___ Given information

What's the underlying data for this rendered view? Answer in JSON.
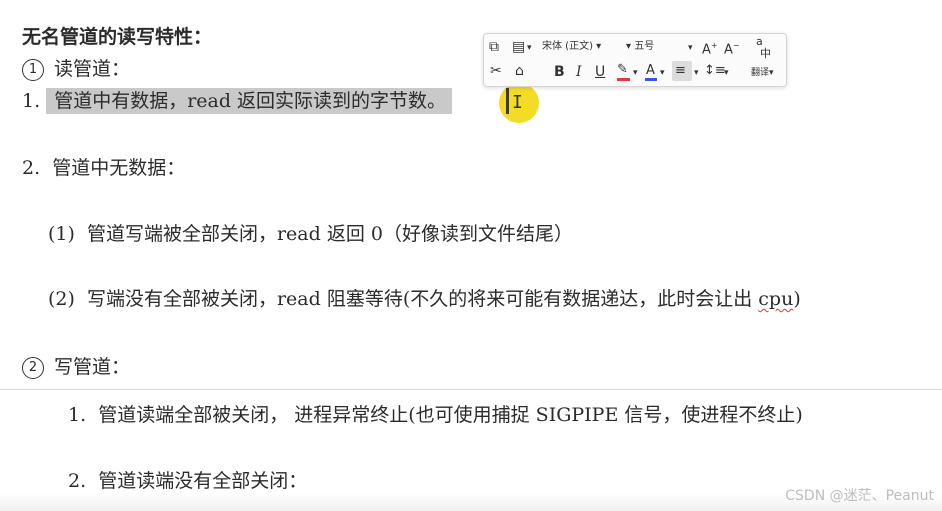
{
  "document": {
    "title": "无名管道的读写特性：",
    "read_pipe": {
      "marker": "1",
      "heading": "读管道：",
      "item1": {
        "num": "1.",
        "text": "管道中有数据，read 返回实际读到的字节数。"
      },
      "item2": {
        "num": "2.",
        "text": "管道中无数据："
      },
      "sub1": {
        "num": "(1)",
        "text": "管道写端被全部关闭，read 返回 0（好像读到文件结尾）"
      },
      "sub2": {
        "num": "(2)",
        "text_before": "写端没有全部被关闭，read 阻塞等待(不久的将来可能有数据递达，此时会让出 ",
        "text_squiggle": "cpu",
        "text_after": ")"
      }
    },
    "write_pipe": {
      "marker": "2",
      "heading": "写管道：",
      "item1": {
        "num": "1.",
        "text": "管道读端全部被关闭， 进程异常终止(也可使用捕捉 SIGPIPE 信号，使进程不终止)"
      },
      "item2": {
        "num": "2.",
        "text": "管道读端没有全部关闭："
      }
    }
  },
  "toolbar": {
    "font_name": "宋体 (正文)",
    "font_size": "五号",
    "grow_font": "A",
    "shrink_font": "A",
    "bold": "B",
    "italic": "I",
    "underline": "U",
    "font_color_letter": "A",
    "translate_label": "翻译",
    "translate_icon_text": "a",
    "translate_icon_text2": "中",
    "highlight_color": "#e23b3b",
    "font_color": "#2e5bd6"
  },
  "watermark": "CSDN @迷茫、Peanut"
}
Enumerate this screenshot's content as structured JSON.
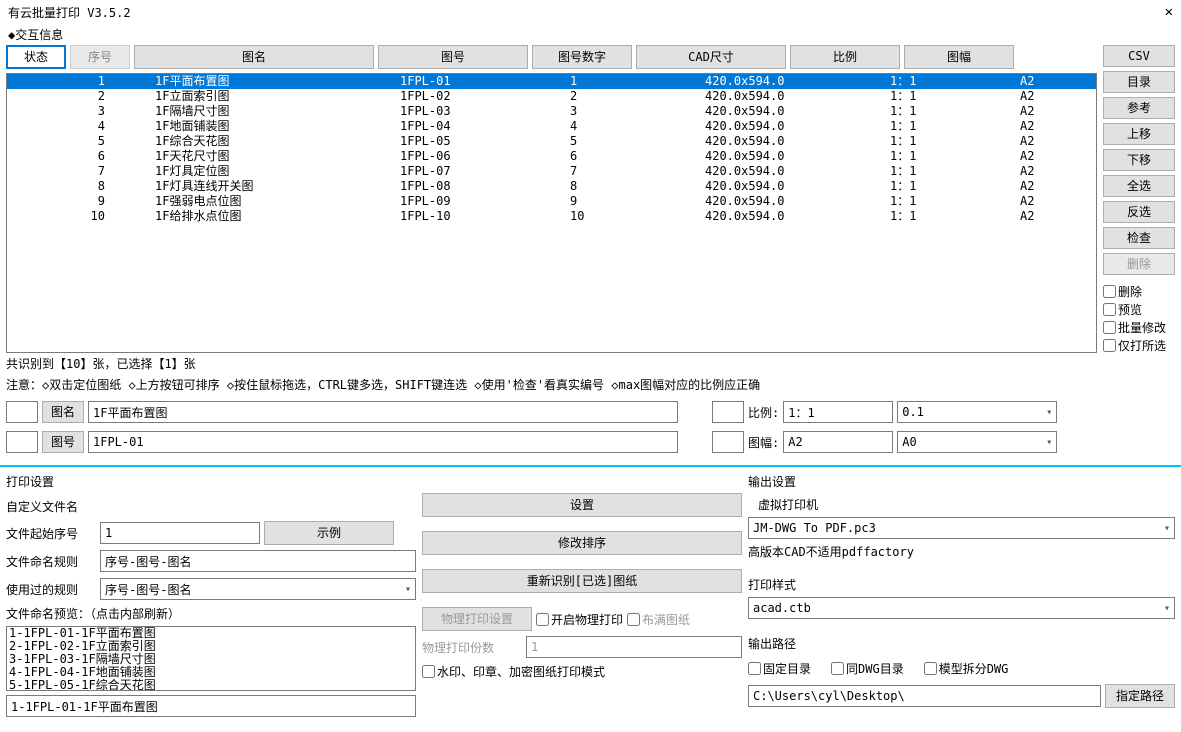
{
  "window": {
    "title": "有云批量打印 V3.5.2"
  },
  "section_header": "◆交互信息",
  "table_headers": {
    "status": "状态",
    "seq": "序号",
    "name": "图名",
    "num": "图号",
    "digit": "图号数字",
    "cad": "CAD尺寸",
    "ratio": "比例",
    "format": "图幅"
  },
  "rows": [
    {
      "seq": "1",
      "name": "1F平面布置图",
      "num": "1FPL-01",
      "digit": "1",
      "cad": "420.0x594.0",
      "ratio": "1：1",
      "fmt": "A2",
      "sel": true
    },
    {
      "seq": "2",
      "name": "1F立面索引图",
      "num": "1FPL-02",
      "digit": "2",
      "cad": "420.0x594.0",
      "ratio": "1：1",
      "fmt": "A2"
    },
    {
      "seq": "3",
      "name": "1F隔墙尺寸图",
      "num": "1FPL-03",
      "digit": "3",
      "cad": "420.0x594.0",
      "ratio": "1：1",
      "fmt": "A2"
    },
    {
      "seq": "4",
      "name": "1F地面铺装图",
      "num": "1FPL-04",
      "digit": "4",
      "cad": "420.0x594.0",
      "ratio": "1：1",
      "fmt": "A2"
    },
    {
      "seq": "5",
      "name": "1F综合天花图",
      "num": "1FPL-05",
      "digit": "5",
      "cad": "420.0x594.0",
      "ratio": "1：1",
      "fmt": "A2"
    },
    {
      "seq": "6",
      "name": "1F天花尺寸图",
      "num": "1FPL-06",
      "digit": "6",
      "cad": "420.0x594.0",
      "ratio": "1：1",
      "fmt": "A2"
    },
    {
      "seq": "7",
      "name": "1F灯具定位图",
      "num": "1FPL-07",
      "digit": "7",
      "cad": "420.0x594.0",
      "ratio": "1：1",
      "fmt": "A2"
    },
    {
      "seq": "8",
      "name": "1F灯具连线开关图",
      "num": "1FPL-08",
      "digit": "8",
      "cad": "420.0x594.0",
      "ratio": "1：1",
      "fmt": "A2"
    },
    {
      "seq": "9",
      "name": "1F强弱电点位图",
      "num": "1FPL-09",
      "digit": "9",
      "cad": "420.0x594.0",
      "ratio": "1：1",
      "fmt": "A2"
    },
    {
      "seq": "10",
      "name": "1F给排水点位图",
      "num": "1FPL-10",
      "digit": "10",
      "cad": "420.0x594.0",
      "ratio": "1：1",
      "fmt": "A2"
    }
  ],
  "side_buttons": {
    "csv": "CSV",
    "catalog": "目录",
    "ref": "参考",
    "up": "上移",
    "down": "下移",
    "all": "全选",
    "inv": "反选",
    "check": "检查",
    "del": "删除"
  },
  "right_checks": {
    "del": "删除",
    "preview": "预览",
    "batch": "批量修改",
    "only": "仅打所选"
  },
  "status": "共识别到【10】张，已选择【1】张",
  "note": "注意：◇双击定位图纸 ◇上方按钮可排序 ◇按住鼠标拖选，CTRL键多选，SHIFT键连选 ◇使用'检查'看真实编号 ◇max图幅对应的比例应正确",
  "form": {
    "name_lbl": "图名",
    "name_val": "1F平面布置图",
    "num_lbl": "图号",
    "num_val": "1FPL-01",
    "ratio_lbl": "比例:",
    "ratio_a": "1：1",
    "ratio_b": "0.1",
    "fmt_lbl": "图幅:",
    "fmt_a": "A2",
    "fmt_b": "A0"
  },
  "print": {
    "sec": "打印设置",
    "custom": "自定义文件名",
    "start_lbl": "文件起始序号",
    "start_val": "1",
    "sample": "示例",
    "rule_lbl": "文件命名规则",
    "rule_val": "序号-图号-图名",
    "used_lbl": "使用过的规则",
    "used_val": "序号-图号-图名",
    "preview_lbl": "文件命名预览：（点击内部刷新）",
    "preview_list": [
      "1-1FPL-01-1F平面布置图",
      "2-1FPL-02-1F立面索引图",
      "3-1FPL-03-1F隔墙尺寸图",
      "4-1FPL-04-1F地面铺装图",
      "5-1FPL-05-1F综合天花图"
    ],
    "selected": "1-1FPL-01-1F平面布置图"
  },
  "mid": {
    "settings": "设置",
    "reorder": "修改排序",
    "reident": "重新识别[已选]图纸",
    "phys_set": "物理打印设置",
    "phys_on": "开启物理打印",
    "fill": "布满图纸",
    "copies_lbl": "物理打印份数",
    "copies_val": "1",
    "wm": "水印、印章、加密图纸打印模式"
  },
  "out": {
    "sec": "输出设置",
    "vp": "虚拟打印机",
    "printer": "JM-DWG To PDF.pc3",
    "warn": "高版本CAD不适用pdffactory",
    "style_lbl": "打印样式",
    "style": "acad.ctb",
    "path_lbl": "输出路径",
    "fix": "固定目录",
    "same": "同DWG目录",
    "split": "模型拆分DWG",
    "path": "C:\\Users\\cyl\\Desktop\\",
    "browse": "指定路径"
  }
}
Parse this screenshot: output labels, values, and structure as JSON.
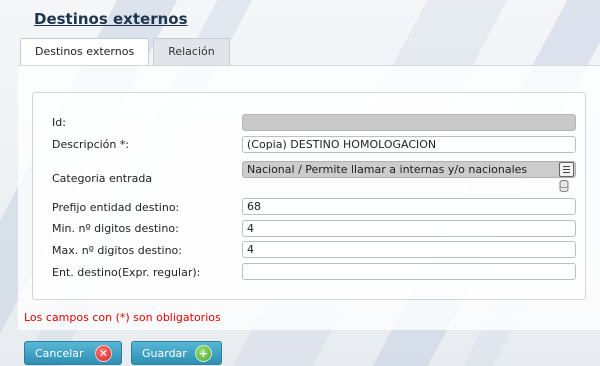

______

What is asked: Quote every entry exactly, with the pictures omitted.

Completed task:
What's the underlying data for this rendered view? Answer in JSON.
{
  "document": {
    "title": "无名管道的读写特性：",
    "read_pipe": {
      "marker": "1",
      "heading": "读管道：",
      "item1": {
        "num": "1.",
        "text": "管道中有数据，read 返回实际读到的字节数。"
      },
      "item2": {
        "num": "2.",
        "text": "管道中无数据："
      },
      "sub1": {
        "num": "(1)",
        "text": "管道写端被全部关闭，read 返回 0（好像读到文件结尾）"
      },
      "sub2": {
        "num": "(2)",
        "text_before": "写端没有全部被关闭，read 阻塞等待(不久的将来可能有数据递达，此时会让出 ",
        "text_squiggle": "cpu",
        "text_after": ")"
      }
    },
    "write_pipe": {
      "marker": "2",
      "heading": "写管道：",
      "item1": {
        "num": "1.",
        "text": "管道读端全部被关闭， 进程异常终止(也可使用捕捉 SIGPIPE 信号，使进程不终止)"
      },
      "item2": {
        "num": "2.",
        "text": "管道读端没有全部关闭："
      }
    }
  },
  "toolbar": {
    "font_name": "宋体 (正文)",
    "font_size": "五号",
    "grow_font": "A",
    "shrink_font": "A",
    "bold": "B",
    "italic": "I",
    "underline": "U",
    "font_color_letter": "A",
    "translate_label": "翻译",
    "translate_icon_text": "a",
    "translate_icon_text2": "中",
    "highlight_color": "#e23b3b",
    "font_color": "#2e5bd6"
  },
  "watermark": "CSDN @迷茫、Peanut"
}
Enumerate this screenshot's content as structured JSON.
{
  "window": {
    "title": "有云批量打印 V3.5.2"
  },
  "section_header": "◆交互信息",
  "table_headers": {
    "status": "状态",
    "seq": "序号",
    "name": "图名",
    "num": "图号",
    "digit": "图号数字",
    "cad": "CAD尺寸",
    "ratio": "比例",
    "format": "图幅"
  },
  "rows": [
    {
      "seq": "1",
      "name": "1F平面布置图",
      "num": "1FPL-01",
      "digit": "1",
      "cad": "420.0x594.0",
      "ratio": "1：1",
      "fmt": "A2",
      "sel": true
    },
    {
      "seq": "2",
      "name": "1F立面索引图",
      "num": "1FPL-02",
      "digit": "2",
      "cad": "420.0x594.0",
      "ratio": "1：1",
      "fmt": "A2"
    },
    {
      "seq": "3",
      "name": "1F隔墙尺寸图",
      "num": "1FPL-03",
      "digit": "3",
      "cad": "420.0x594.0",
      "ratio": "1：1",
      "fmt": "A2"
    },
    {
      "seq": "4",
      "name": "1F地面铺装图",
      "num": "1FPL-04",
      "digit": "4",
      "cad": "420.0x594.0",
      "ratio": "1：1",
      "fmt": "A2"
    },
    {
      "seq": "5",
      "name": "1F综合天花图",
      "num": "1FPL-05",
      "digit": "5",
      "cad": "420.0x594.0",
      "ratio": "1：1",
      "fmt": "A2"
    },
    {
      "seq": "6",
      "name": "1F天花尺寸图",
      "num": "1FPL-06",
      "digit": "6",
      "cad": "420.0x594.0",
      "ratio": "1：1",
      "fmt": "A2"
    },
    {
      "seq": "7",
      "name": "1F灯具定位图",
      "num": "1FPL-07",
      "digit": "7",
      "cad": "420.0x594.0",
      "ratio": "1：1",
      "fmt": "A2"
    },
    {
      "seq": "8",
      "name": "1F灯具连线开关图",
      "num": "1FPL-08",
      "digit": "8",
      "cad": "420.0x594.0",
      "ratio": "1：1",
      "fmt": "A2"
    },
    {
      "seq": "9",
      "name": "1F强弱电点位图",
      "num": "1FPL-09",
      "digit": "9",
      "cad": "420.0x594.0",
      "ratio": "1：1",
      "fmt": "A2"
    },
    {
      "seq": "10",
      "name": "1F给排水点位图",
      "num": "1FPL-10",
      "digit": "10",
      "cad": "420.0x594.0",
      "ratio": "1：1",
      "fmt": "A2"
    }
  ],
  "side_buttons": {
    "csv": "CSV",
    "catalog": "目录",
    "ref": "参考",
    "up": "上移",
    "down": "下移",
    "all": "全选",
    "inv": "反选",
    "check": "检查",
    "del": "删除"
  },
  "right_checks": {
    "del": "删除",
    "preview": "预览",
    "batch": "批量修改",
    "only": "仅打所选"
  },
  "status": "共识别到【10】张，已选择【1】张",
  "note": "注意：◇双击定位图纸 ◇上方按钮可排序 ◇按住鼠标拖选，CTRL键多选，SHIFT键连选 ◇使用'检查'看真实编号 ◇max图幅对应的比例应正确",
  "form": {
    "name_lbl": "图名",
    "name_val": "1F平面布置图",
    "num_lbl": "图号",
    "num_val": "1FPL-01",
    "ratio_lbl": "比例:",
    "ratio_a": "1：1",
    "ratio_b": "0.1",
    "fmt_lbl": "图幅:",
    "fmt_a": "A2",
    "fmt_b": "A0"
  },
  "print": {
    "sec": "打印设置",
    "custom": "自定义文件名",
    "start_lbl": "文件起始序号",
    "start_val": "1",
    "sample": "示例",
    "rule_lbl": "文件命名规则",
    "rule_val": "序号-图号-图名",
    "used_lbl": "使用过的规则",
    "used_val": "序号-图号-图名",
    "preview_lbl": "文件命名预览：（点击内部刷新）",
    "preview_list": [
      "1-1FPL-01-1F平面布置图",
      "2-1FPL-02-1F立面索引图",
      "3-1FPL-03-1F隔墙尺寸图",
      "4-1FPL-04-1F地面铺装图",
      "5-1FPL-05-1F综合天花图"
    ],
    "selected": "1-1FPL-01-1F平面布置图"
  },
  "mid": {
    "settings": "设置",
    "reorder": "修改排序",
    "reident": "重新识别[已选]图纸",
    "phys_set": "物理打印设置",
    "phys_on": "开启物理打印",
    "fill": "布满图纸",
    "copies_lbl": "物理打印份数",
    "copies_val": "1",
    "wm": "水印、印章、加密图纸打印模式"
  },
  "out": {
    "sec": "输出设置",
    "vp": "虚拟打印机",
    "printer": "JM-DWG To PDF.pc3",
    "warn": "高版本CAD不适用pdffactory",
    "style_lbl": "打印样式",
    "style": "acad.ctb",
    "path_lbl": "输出路径",
    "fix": "固定目录",
    "same": "同DWG目录",
    "split": "模型拆分DWG",
    "path": "C:\\Users\\cyl\\Desktop\\",
    "browse": "指定路径"
  }
}
Parse this screenshot: output labels, values, and structure as JSON.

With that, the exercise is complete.